What needs to be done — Look through the records that follow. Copy every line containing the word "object".

(Saved data entries)

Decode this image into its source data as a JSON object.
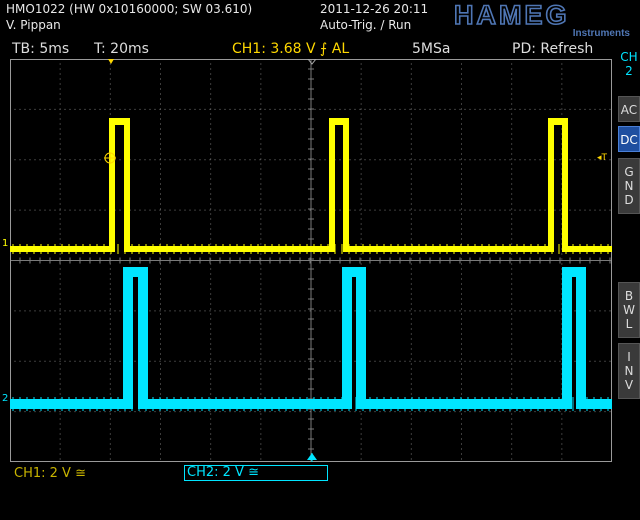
{
  "header": {
    "model_line": "HMO1022 (HW 0x10160000; SW 03.610)",
    "author": "V. Pippan",
    "datetime": "2011-12-26 20:11",
    "trigger_state": "Auto-Trig. / Run",
    "logo_text": "HAMEG",
    "logo_subtext": "Instruments"
  },
  "status": {
    "timebase": "TB: 5ms",
    "trigger_time": "T: 20ms",
    "trigger_info": "CH1: 3.68 V ⨍ AL",
    "sample_rate": "5MSa",
    "peak_detect": "PD: Refresh"
  },
  "side_menu": {
    "channel_label": "CH\n2",
    "buttons": [
      "AC",
      "DC",
      "G\nN\nD",
      "B\nW\nL",
      "I\nN\nV"
    ],
    "selected": "DC"
  },
  "markers": {
    "ch1_marker": "1",
    "ch2_marker": "2",
    "trigger_marker": "◂T"
  },
  "bottom": {
    "ch1_scale": "CH1: 2 V ≅",
    "ch2_scale": "CH2: 2 V ≅"
  },
  "colors": {
    "ch1": "#ffff00",
    "ch2": "#00e5ff",
    "accent_text": "#ffd800",
    "selected_button": "#1f4fa0",
    "grid": "#7a7a7a"
  }
}
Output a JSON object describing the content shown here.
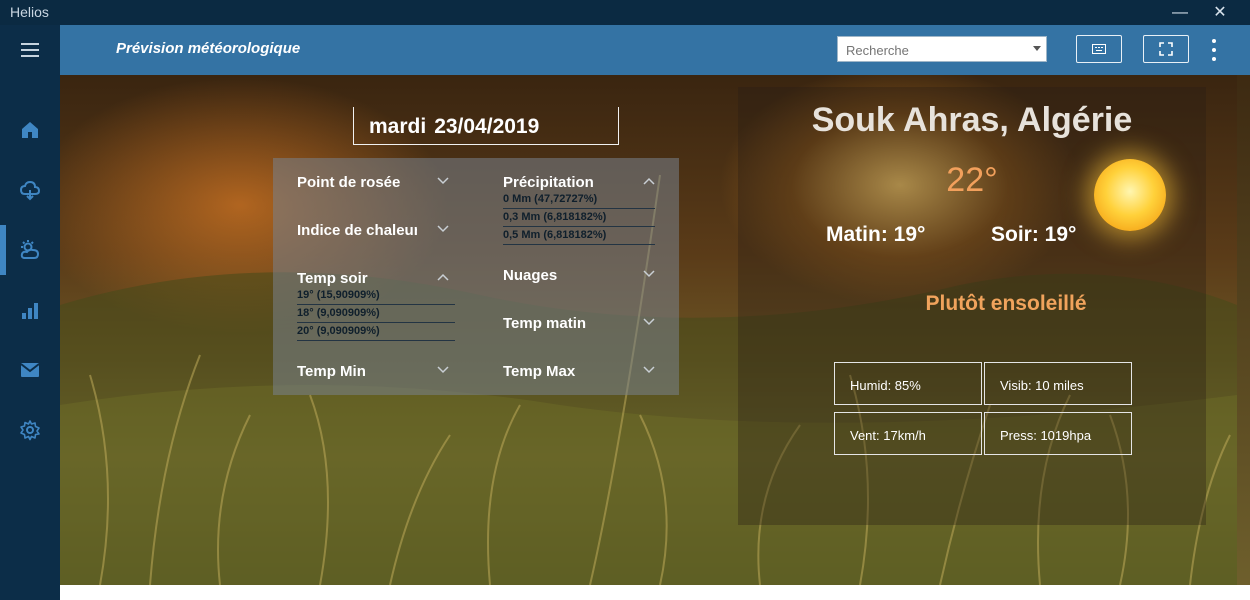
{
  "window": {
    "app_name": "Helios",
    "minimize_glyph": "—",
    "close_glyph": "✕"
  },
  "header": {
    "title": "Prévision météorologique",
    "search_placeholder": "Recherche"
  },
  "sidebar": {
    "items": [
      {
        "icon": "menu-icon"
      },
      {
        "icon": "home-icon"
      },
      {
        "icon": "cloud-icon"
      },
      {
        "icon": "weather-icon",
        "active": true
      },
      {
        "icon": "chart-icon"
      },
      {
        "icon": "mail-icon"
      },
      {
        "icon": "gear-icon"
      }
    ]
  },
  "date": {
    "day": "mardi",
    "value": "23/04/2019"
  },
  "details": {
    "point_rosee": "Point de rosée",
    "indice_chaleur": "Indice de chaleur",
    "temp_soir": {
      "label": "Temp soir",
      "items": [
        "19° (15,90909%)",
        "18° (9,090909%)",
        "20° (9,090909%)"
      ]
    },
    "temp_min": "Temp Min",
    "precipitation": {
      "label": "Précipitation",
      "items": [
        "0 Mm (47,72727%)",
        "0,3 Mm (6,818182%)",
        "0,5 Mm (6,818182%)"
      ]
    },
    "nuages": "Nuages",
    "temp_matin": "Temp matin",
    "temp_max": "Temp Max"
  },
  "weather": {
    "city": "Souk Ahras, Algérie",
    "temperature": "22°",
    "morning": "Matin: 19°",
    "evening": "Soir: 19°",
    "description": "Plutôt ensoleillé",
    "humidity": "Humid: 85%",
    "visibility": "Visib: 10 miles",
    "wind": "Vent: 17km/h",
    "pressure": "Press: 1019hpa"
  },
  "colors": {
    "header": "#3473a4",
    "sidebar": "#0c2d48",
    "accent_text": "#f0a35c",
    "active_indicator": "#3f86c3"
  }
}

Output of the exercise —
Decode this image into its source data as a JSON object.
Output a JSON object describing the content shown here.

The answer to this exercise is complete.